*Vorliegender Text*:
* * * * * * *
Eine Beschwerde bezieht sich auf Versäumnisse, Ärgernisse oder Missstände, aus denen aber kein Rechtsanspruch abgeleitet werden kann. Wenn also die Lieferzeit recht lang ist, die Antwort auf E-Mails ungebührlich lang braucht oder wenn Informationen unvollständig sind. Auch Klagen über das Verhalten oder die Kommunikation von Beschäftigten sind Beschwerden. Sie entstehen aus enttäuschten Erwartungen.
* * * * * * *
*Angezeigte Einträge*:

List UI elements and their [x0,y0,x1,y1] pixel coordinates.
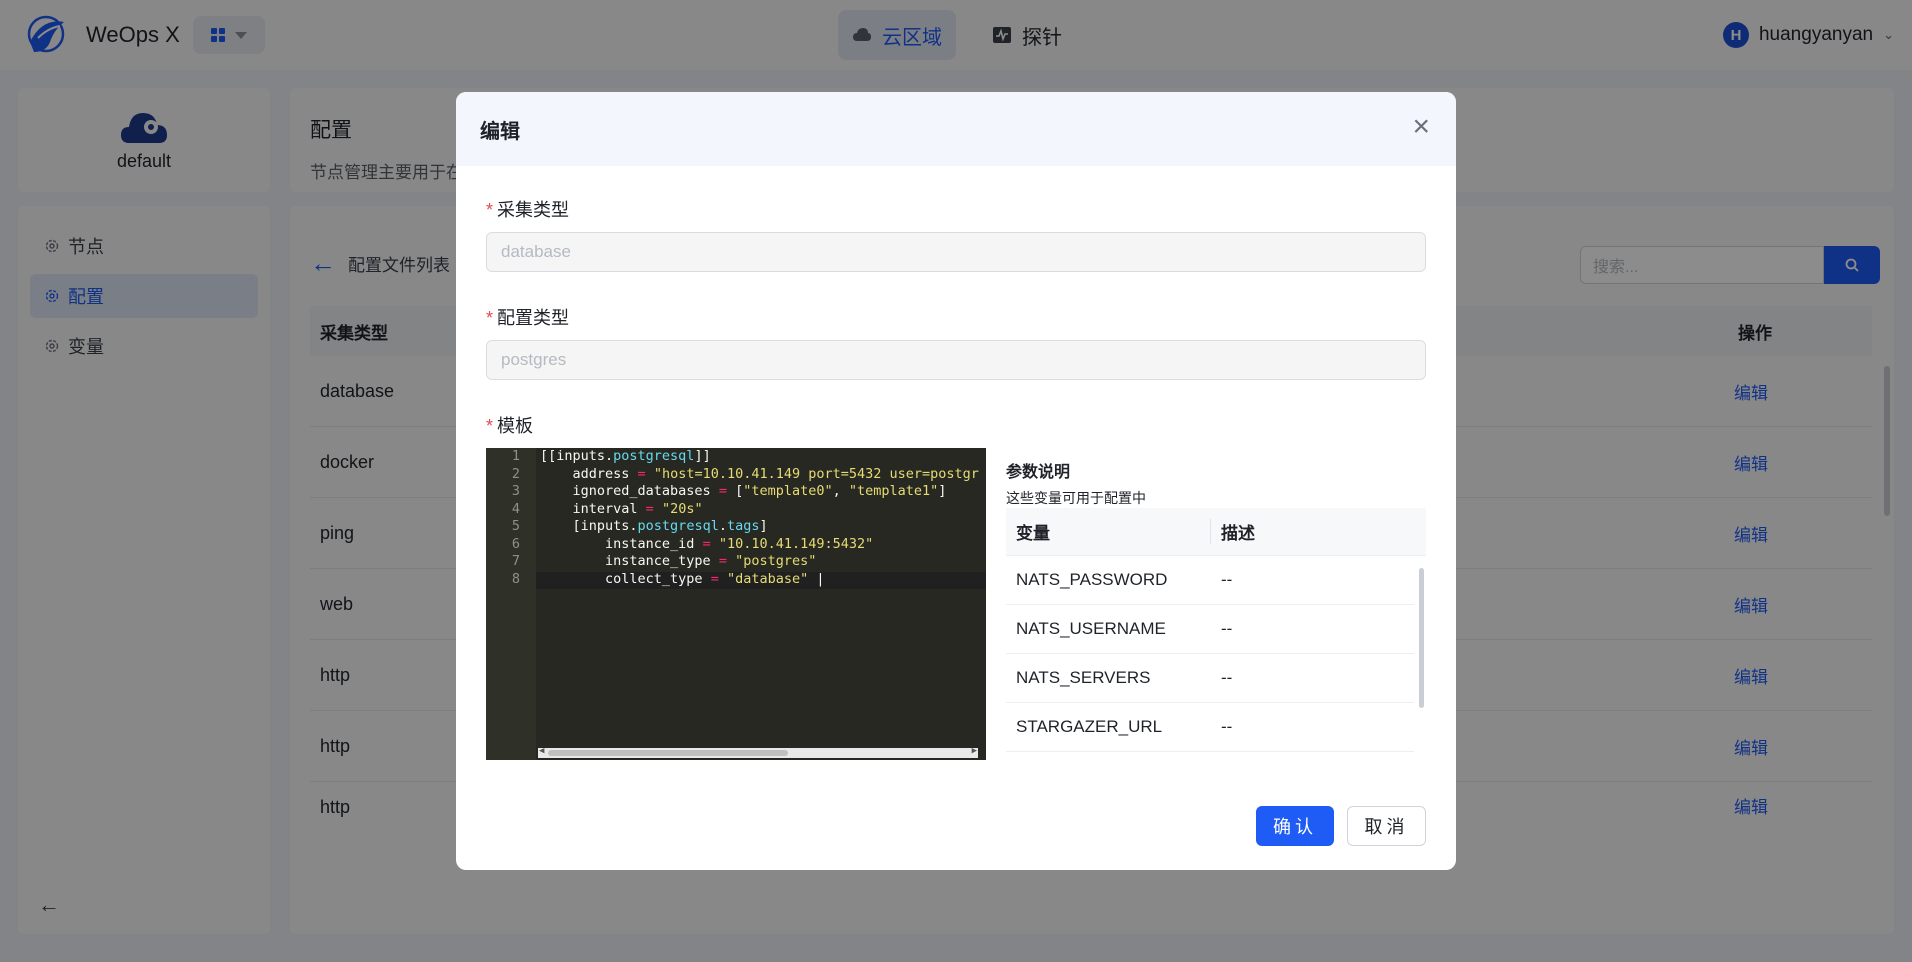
collect-type-label-text: 采集类型 [497,200,570,220]
code-line: [inputs.postgresql.tags] [540,518,768,534]
required-mark: * [486,308,494,328]
params-table: 变量 描述 NATS_PASSWORD -- NATS_USERNAME -- NA… [1006,508,1426,754]
column-header-description: 描述 [1221,524,1255,543]
line-number: 1 [511,448,520,464]
params-panel: 参数说明 这些变量可用于配置中 变量 描述 NATS_PASSWORD -- NA… [1006,448,1426,758]
line-number: 4 [511,500,520,517]
scroll-left-arrow-icon[interactable]: ◀ [539,746,544,756]
code-line: instance_id = "10.10.41.149:5432" [540,535,874,552]
close-icon[interactable]: × [1412,112,1430,142]
collect-type-label: * 采集类型 [486,196,569,222]
template-label-text: 模板 [497,416,534,436]
table-row: NATS_USERNAME -- [1006,605,1414,654]
table-row: NATS_SERVERS -- [1006,654,1414,703]
column-header-variable: 变量 [1006,519,1211,544]
dialog-title: 编辑 [480,120,520,143]
line-number: 8 [511,570,520,587]
edit-dialog: 编辑 × * 采集类型 database * 配置类型 postgres * 模板 1… [456,92,1456,870]
params-table-header: 变量 描述 [1006,508,1426,556]
line-number: 7 [511,553,520,569]
confirm-button[interactable]: 确认 [1256,806,1334,846]
params-subtitle: 这些变量可用于配置中 [1006,490,1146,506]
variable-name: NATS_USERNAME [1016,619,1166,638]
editor-horizontal-scrollbar[interactable]: ◀ ▶ [538,746,978,758]
params-scrollbar[interactable] [1419,568,1424,708]
scroll-thumb[interactable] [548,750,788,756]
code-line: interval = "20s" [540,500,703,517]
variable-name: NATS_PASSWORD [1016,570,1168,589]
params-title: 参数说明 [1006,464,1071,481]
required-mark: * [486,416,494,436]
variable-desc: -- [1221,619,1233,638]
variable-desc: -- [1221,717,1233,736]
dialog-header: 编辑 [456,92,1456,166]
config-type-label-text: 配置类型 [497,308,570,328]
code-line: [[inputs.postgresql]] [540,448,711,464]
code-editor[interactable]: 1 2 3 4 5 6 7 8 [[inputs.postgresql]] ad… [486,448,986,760]
code-line: collect_type = "database" | [540,570,825,587]
required-mark: * [486,200,494,220]
code-line: ignored_databases = ["template0", "templ… [540,483,947,499]
line-number: 2 [511,465,520,482]
table-row: NATS_PASSWORD -- [1006,556,1414,605]
code-line: address = "host=10.10.41.149 port=5432 u… [540,465,979,482]
line-number: 3 [511,483,520,499]
variable-name: NATS_SERVERS [1016,668,1151,687]
table-row: STARGAZER_URL -- [1006,703,1414,752]
code-line: instance_type = "postgres" [540,553,817,569]
config-type-field[interactable]: postgres [486,340,1426,380]
variable-name: STARGAZER_URL [1016,717,1163,736]
variable-desc: -- [1221,668,1233,687]
variable-desc: -- [1221,570,1233,589]
scroll-right-arrow-icon[interactable]: ▶ [972,746,977,756]
collect-type-field[interactable]: database [486,232,1426,272]
line-number: 6 [511,535,520,552]
template-label: * 模板 [486,412,533,438]
cancel-button[interactable]: 取消 [1347,806,1426,846]
config-type-label: * 配置类型 [486,304,569,330]
line-number: 5 [511,518,520,534]
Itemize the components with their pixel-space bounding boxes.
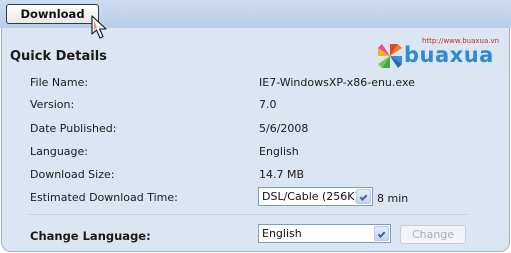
chevron-down-icon[interactable] bbox=[356, 189, 371, 204]
language-value: English bbox=[259, 145, 299, 158]
version-value: 7.0 bbox=[259, 98, 277, 111]
download-button[interactable]: Download bbox=[6, 4, 99, 24]
connection-speed-select[interactable]: DSL/Cable (256K) bbox=[258, 187, 373, 206]
language-label: Language: bbox=[30, 145, 88, 158]
mouse-pointer-icon bbox=[91, 15, 107, 39]
change-language-label: Change Language: bbox=[30, 229, 151, 243]
download-time-value: 8 min bbox=[377, 192, 409, 205]
download-time-label: Estimated Download Time: bbox=[30, 191, 178, 204]
quick-details-title: Quick Details bbox=[10, 49, 107, 64]
logo-wordmark: buaxua bbox=[404, 43, 494, 67]
language-select-value: English bbox=[262, 227, 302, 240]
version-label: Version: bbox=[30, 98, 75, 111]
connection-speed-value: DSL/Cable (256K) bbox=[262, 190, 359, 203]
buaxua-logo: http://www.buaxua.vn buaxua bbox=[374, 37, 499, 69]
date-published-label: Date Published: bbox=[30, 122, 117, 135]
download-size-value: 14.7 MB bbox=[259, 168, 305, 181]
language-select[interactable]: English bbox=[258, 224, 391, 243]
download-size-label: Download Size: bbox=[30, 168, 115, 181]
divider bbox=[28, 214, 468, 215]
pinwheel-logo-icon bbox=[378, 44, 402, 68]
chevron-down-icon[interactable] bbox=[374, 226, 389, 241]
change-button: Change bbox=[400, 225, 466, 244]
date-published-value: 5/6/2008 bbox=[259, 122, 309, 135]
file-name-label: File Name: bbox=[30, 76, 89, 89]
file-name-value: IE7-WindowsXP-x86-enu.exe bbox=[259, 76, 415, 89]
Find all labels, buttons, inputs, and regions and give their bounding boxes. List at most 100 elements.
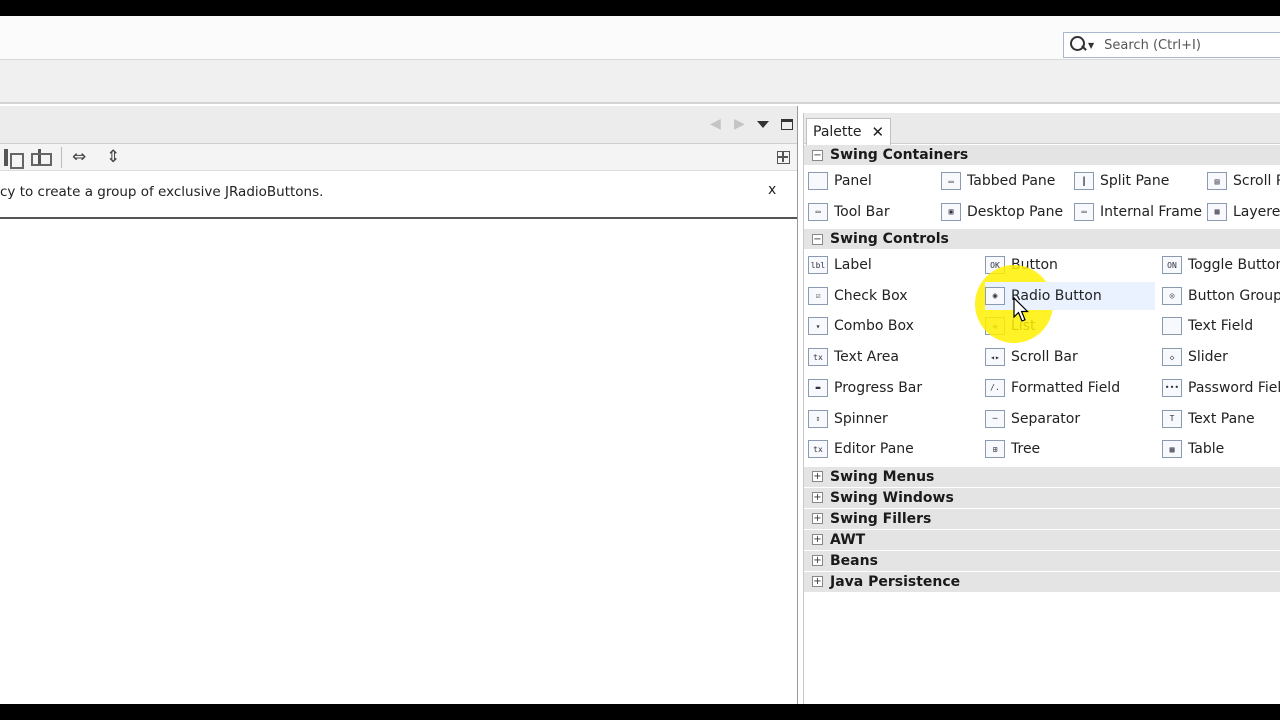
palette-item-label: Tool Bar: [834, 203, 890, 220]
palette-item-label: Tree: [1011, 441, 1041, 458]
align-center-icon[interactable]: [30, 149, 52, 166]
mouse-cursor-icon: [1013, 297, 1029, 322]
palette-category-swing-menus[interactable]: + Swing Menus: [804, 465, 1280, 487]
palette-category-label: Swing Menus: [830, 468, 935, 485]
scroll-right-icon[interactable]: ▶: [734, 116, 745, 132]
palette-item-label: Slider: [1188, 349, 1228, 366]
expand-icon[interactable]: +: [812, 513, 823, 525]
palette-category-swing-controls[interactable]: − Swing Controls: [804, 228, 1280, 249]
palette-item-tool-bar[interactable]: ▭ Tool Bar: [808, 198, 890, 226]
scroll-pane-icon: ▤: [1207, 172, 1227, 190]
palette-item-button-group[interactable]: ◎ Button Group: [1162, 282, 1280, 310]
palette-item-toggle-button[interactable]: ON Toggle Button: [1162, 251, 1280, 279]
search-icon[interactable]: [1068, 33, 1092, 57]
palette-category-label: AWT: [830, 531, 866, 548]
palette-item-label: Scroll P: [1233, 173, 1280, 189]
hint-text: cy to create a group of exclusive JRadio…: [0, 184, 324, 200]
palette-item-label: Internal Frame: [1100, 203, 1203, 220]
tab-list-dropdown-icon[interactable]: [757, 121, 769, 128]
palette-category-label: Beans: [830, 552, 878, 569]
text-area-icon: tx: [808, 348, 828, 367]
palette-item-text-field[interactable]: Text Field: [1162, 312, 1253, 340]
palette-item-table[interactable]: ▦ Table: [1162, 435, 1224, 463]
palette-item-slider[interactable]: ◇ Slider: [1162, 343, 1228, 371]
palette-category-beans[interactable]: + Beans: [804, 549, 1280, 571]
search-input[interactable]: [1104, 37, 1275, 53]
search-box[interactable]: ▼: [1063, 32, 1280, 58]
palette-panel: Palette ✕ − Swing Containers Panel ▭ Tabbed …: [803, 113, 1280, 704]
palette-item-formatted-field[interactable]: /. Formatted Field: [985, 374, 1120, 402]
expand-icon[interactable]: +: [812, 492, 823, 504]
resize-horizontal-icon[interactable]: ⇔: [72, 147, 86, 167]
expand-icon[interactable]: +: [812, 555, 823, 567]
close-icon[interactable]: ✕: [872, 123, 885, 141]
split-pane-icon: ┃: [1074, 172, 1094, 190]
palette-body: − Swing Containers Panel ▭ Tabbed Pane ┃ Split…: [804, 144, 1280, 592]
collapse-icon[interactable]: −: [812, 233, 823, 245]
combo-box-icon: ▾: [808, 317, 828, 336]
palette-category-java-persistence[interactable]: + Java Persistence: [804, 570, 1280, 592]
palette-item-label: Split Pane: [1100, 173, 1170, 189]
ide-window: ▼ ◀ ▶ ⇔ ⇕ cy to create a group of exclus…: [0, 16, 1280, 704]
formatted-field-icon: /.: [985, 378, 1005, 397]
palette-item-progress-bar[interactable]: ▬ Progress Bar: [808, 374, 922, 402]
button-group-icon: ◎: [1162, 286, 1182, 305]
palette-item-label: Panel: [834, 173, 872, 189]
resize-vertical-icon[interactable]: ⇕: [106, 147, 120, 167]
palette-item-scroll-bar[interactable]: ◂▸ Scroll Bar: [985, 343, 1078, 371]
palette-item-internal-frame[interactable]: ▭ Internal Frame: [1074, 198, 1202, 226]
palette-item-scroll-p[interactable]: ▤ Scroll P: [1207, 167, 1280, 195]
palette-item-label: Table: [1188, 441, 1225, 458]
palette-item-desktop-pane[interactable]: ▣ Desktop Pane: [941, 198, 1063, 226]
palette-item-check-box[interactable]: ☑ Check Box: [808, 282, 908, 310]
editor-tab-bar: ◀ ▶: [0, 106, 797, 144]
editor-toolbar: ⇔ ⇕: [0, 144, 797, 171]
palette-item-password-field[interactable]: ••• Password Field: [1162, 374, 1280, 402]
palette-item-tree[interactable]: ⊞ Tree: [985, 435, 1040, 463]
palette-item-label: Spinner: [834, 410, 888, 427]
scroll-left-icon[interactable]: ◀: [710, 116, 721, 132]
hint-bar: cy to create a group of exclusive JRadio…: [0, 171, 797, 219]
palette-category-swing-windows[interactable]: + Swing Windows: [804, 486, 1280, 508]
search-row: ▼: [0, 16, 1280, 60]
palette-item-label: Desktop Pane: [967, 203, 1064, 220]
palette-item-panel[interactable]: Panel: [808, 167, 872, 195]
palette-item-label: Formatted Field: [1011, 379, 1121, 396]
expand-icon[interactable]: +: [812, 471, 823, 483]
palette-item-label: Progress Bar: [834, 379, 923, 396]
palette-item-text-pane[interactable]: T Text Pane: [1162, 405, 1255, 433]
desktop-pane-icon: ▣: [941, 202, 961, 221]
palette-item-tabbed-pane[interactable]: ▭ Tabbed Pane: [941, 167, 1055, 195]
palette-category-swing-containers[interactable]: − Swing Containers: [804, 144, 1280, 165]
palette-item-text-area[interactable]: tx Text Area: [808, 343, 899, 371]
palette-item-separator[interactable]: ─ Separator: [985, 405, 1080, 433]
palette-item-label: Text Pane: [1188, 410, 1255, 427]
palette-item-label: Separator: [1011, 410, 1081, 427]
panel-icon: [808, 172, 828, 190]
palette-item-split-pane[interactable]: ┃ Split Pane: [1074, 167, 1169, 195]
palette-item-label: Scroll Bar: [1011, 349, 1078, 366]
expand-icon[interactable]: +: [812, 576, 823, 588]
palette-item-label[interactable]: lbl Label: [808, 251, 872, 279]
palette-category-swing-fillers[interactable]: + Swing Fillers: [804, 507, 1280, 529]
palette-category-awt[interactable]: + AWT: [804, 528, 1280, 550]
tab-palette[interactable]: Palette ✕: [806, 118, 892, 145]
palette-item-editor-pane[interactable]: tx Editor Pane: [808, 435, 914, 463]
toolbar-icon: ▭: [808, 202, 828, 221]
palette-item-layere[interactable]: ▦ Layere: [1207, 198, 1280, 226]
palette-item-spinner[interactable]: ⇕ Spinner: [808, 405, 888, 433]
expand-icon[interactable]: +: [812, 534, 823, 546]
internal-frame-icon: ▭: [1074, 202, 1094, 221]
table-icon: ▦: [1162, 440, 1182, 459]
hint-close-button[interactable]: x: [768, 182, 776, 198]
collapse-icon[interactable]: −: [812, 149, 823, 161]
maximize-icon[interactable]: [781, 119, 793, 130]
align-left-icon[interactable]: [4, 149, 24, 169]
palette-item-combo-box[interactable]: ▾ Combo Box: [808, 312, 914, 340]
separator-icon: ─: [985, 409, 1005, 428]
palette-item-label: Text Area: [834, 349, 899, 366]
palette-category-label: Swing Windows: [830, 489, 954, 506]
palette-category-label: Java Persistence: [830, 573, 961, 590]
palette-item-radio-button[interactable]: ◉ Radio Button: [985, 281, 1155, 310]
grid-icon[interactable]: [777, 151, 790, 164]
* * * * * * *
*Deine Aufgabe 1*:
Woraus entstehen Beschwerden laut dem Text über Beschwerden?
*Deine Aufgabe 2*:
Schreib den Text über Beschwerden weiter, und zwar ab der Stelle, an der er aufhört.

*Ergebnis 1*:
Beschwerden entstehen aus enttäuschten Erwartungen.

*Ergebnis 2*:
Auf der Suche nach Lösungen: Die Mission der Zusammenarbeit
Eines meiner denkwürdigsten Erlebnisse als Kundin ereignete sich, als ich nach einigen Wirrungen ein weniger bekanntes Service-Team meiner Bank anrief. Dort fragte mich der Mitarbeiter, wer mir diese Telefonnummer gegeben habe. Auf meine Antwort hin holte er Luft und sagte „Ich hasse sie“. Nach kurzer Irritation entschärfte ich die Lage mit einem „Sie meinen hoffentlich nicht mich.“ Meinte er nicht, sondern die Kollegin, die mir seine Telefonnummer gegeben und mich damit an die falsche Adresse weitergeleitet hatte.
Wie in diesem Fall suchen wir oft nach Schuldigen. „Die Fehlerkultur in Deutschland ist beängstigend“ las ich mal. Das beobachte ich täglich in den Abendnachrichten. Allzu eifrig wird nach den Schuldigen gesucht. Dabei wird vernachlässigt, dass in einer komplexen Welt meist viele Beteiligte, Kausalketten, lange Vorgeschichten und Zufälle zu Schwierigkeiten und Verwicklungen führen.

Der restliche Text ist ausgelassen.